/---
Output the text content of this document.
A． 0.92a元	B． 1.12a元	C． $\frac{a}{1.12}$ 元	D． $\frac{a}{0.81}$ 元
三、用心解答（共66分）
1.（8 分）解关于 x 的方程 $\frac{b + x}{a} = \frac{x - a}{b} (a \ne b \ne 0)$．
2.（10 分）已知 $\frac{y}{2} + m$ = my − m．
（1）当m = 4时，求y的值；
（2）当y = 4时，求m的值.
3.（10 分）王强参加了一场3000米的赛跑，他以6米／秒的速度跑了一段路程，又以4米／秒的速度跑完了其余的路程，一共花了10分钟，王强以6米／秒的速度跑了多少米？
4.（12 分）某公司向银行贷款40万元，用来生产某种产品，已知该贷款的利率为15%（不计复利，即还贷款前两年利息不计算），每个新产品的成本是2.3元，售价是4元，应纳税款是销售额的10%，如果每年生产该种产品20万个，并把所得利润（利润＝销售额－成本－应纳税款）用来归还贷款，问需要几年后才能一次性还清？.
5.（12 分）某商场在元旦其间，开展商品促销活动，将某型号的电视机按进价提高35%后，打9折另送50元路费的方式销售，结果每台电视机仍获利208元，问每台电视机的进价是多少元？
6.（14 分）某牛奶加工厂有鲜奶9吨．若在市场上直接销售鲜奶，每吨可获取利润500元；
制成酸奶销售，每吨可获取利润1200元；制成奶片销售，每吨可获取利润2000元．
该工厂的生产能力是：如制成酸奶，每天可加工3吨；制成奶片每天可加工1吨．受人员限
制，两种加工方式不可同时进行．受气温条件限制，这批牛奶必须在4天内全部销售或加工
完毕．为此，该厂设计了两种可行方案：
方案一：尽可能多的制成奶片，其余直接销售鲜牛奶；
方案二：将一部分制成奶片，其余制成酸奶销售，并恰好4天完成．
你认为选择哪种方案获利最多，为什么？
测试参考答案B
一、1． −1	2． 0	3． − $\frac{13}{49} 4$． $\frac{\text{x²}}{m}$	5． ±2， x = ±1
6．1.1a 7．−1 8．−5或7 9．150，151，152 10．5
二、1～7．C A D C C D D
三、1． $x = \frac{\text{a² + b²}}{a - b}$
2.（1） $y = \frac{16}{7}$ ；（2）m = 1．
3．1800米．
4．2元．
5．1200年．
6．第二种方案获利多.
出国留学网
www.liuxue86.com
\---
> _To do_
Without omitting anything, output the entries exactly.

> _Solution to the problem_
Output the text content of this document.
A． 0.92a元	B． 1.12a元	C． $\frac{a}{1.12}$ 元	D． $\frac{a}{0.81}$ 元
三、用心解答（共66分）
1.（8 分）解关于 x 的方程 $\frac{b + x}{a} = \frac{x - a}{b} (a \ne b \ne 0)$．
2.（10 分）已知 $\frac{y}{2} + m$ = my − m．
（1）当m = 4时，求y的值；
（2）当y = 4时，求m的值.
3.（10 分）王强参加了一场3000米的赛跑，他以6米／秒的速度跑了一段路程，又以4米／秒的速度跑完了其余的路程，一共花了10分钟，王强以6米／秒的速度跑了多少米？
4.（12 分）某公司向银行贷款40万元，用来生产某种产品，已知该贷款的利率为15%（不计复利，即还贷款前两年利息不计算），每个新产品的成本是2.3元，售价是4元，应纳税款是销售额的10%，如果每年生产该种产品20万个，并把所得利润（利润＝销售额－成本－应纳税款）用来归还贷款，问需要几年后才能一次性还清？.
5.（12 分）某商场在元旦其间，开展商品促销活动，将某型号的电视机按进价提高35%后，打9折另送50元路费的方式销售，结果每台电视机仍获利208元，问每台电视机的进价是多少元？
6.（14 分）某牛奶加工厂有鲜奶9吨．若在市场上直接销售鲜奶，每吨可获取利润500元；
制成酸奶销售，每吨可获取利润1200元；制成奶片销售，每吨可获取利润2000元．
该工厂的生产能力是：如制成酸奶，每天可加工3吨；制成奶片每天可加工1吨．受人员限
制，两种加工方式不可同时进行．受气温条件限制，这批牛奶必须在4天内全部销售或加工
完毕．为此，该厂设计了两种可行方案：
方案一：尽可能多的制成奶片，其余直接销售鲜牛奶；
方案二：将一部分制成奶片，其余制成酸奶销售，并恰好4天完成．
你认为选择哪种方案获利最多，为什么？
测试参考答案B
一、1． −1	2． 0	3． − $\frac{13}{49} 4$． $\frac{\text{x²}}{m}$	5． ±2， x = ±1
6．1.1a 7．−1 8．−5或7 9．150，151，152 10．5
二、1～7．C A D C C D D
三、1． $x = \frac{\text{a² + b²}}{a - b}$
2.（1） $y = \frac{16}{7}$ ；（2）m = 1．
3．1800米．
4．2元．
5．1200年．
6．第二种方案获利多.
出国留学网
www.liuxue86.com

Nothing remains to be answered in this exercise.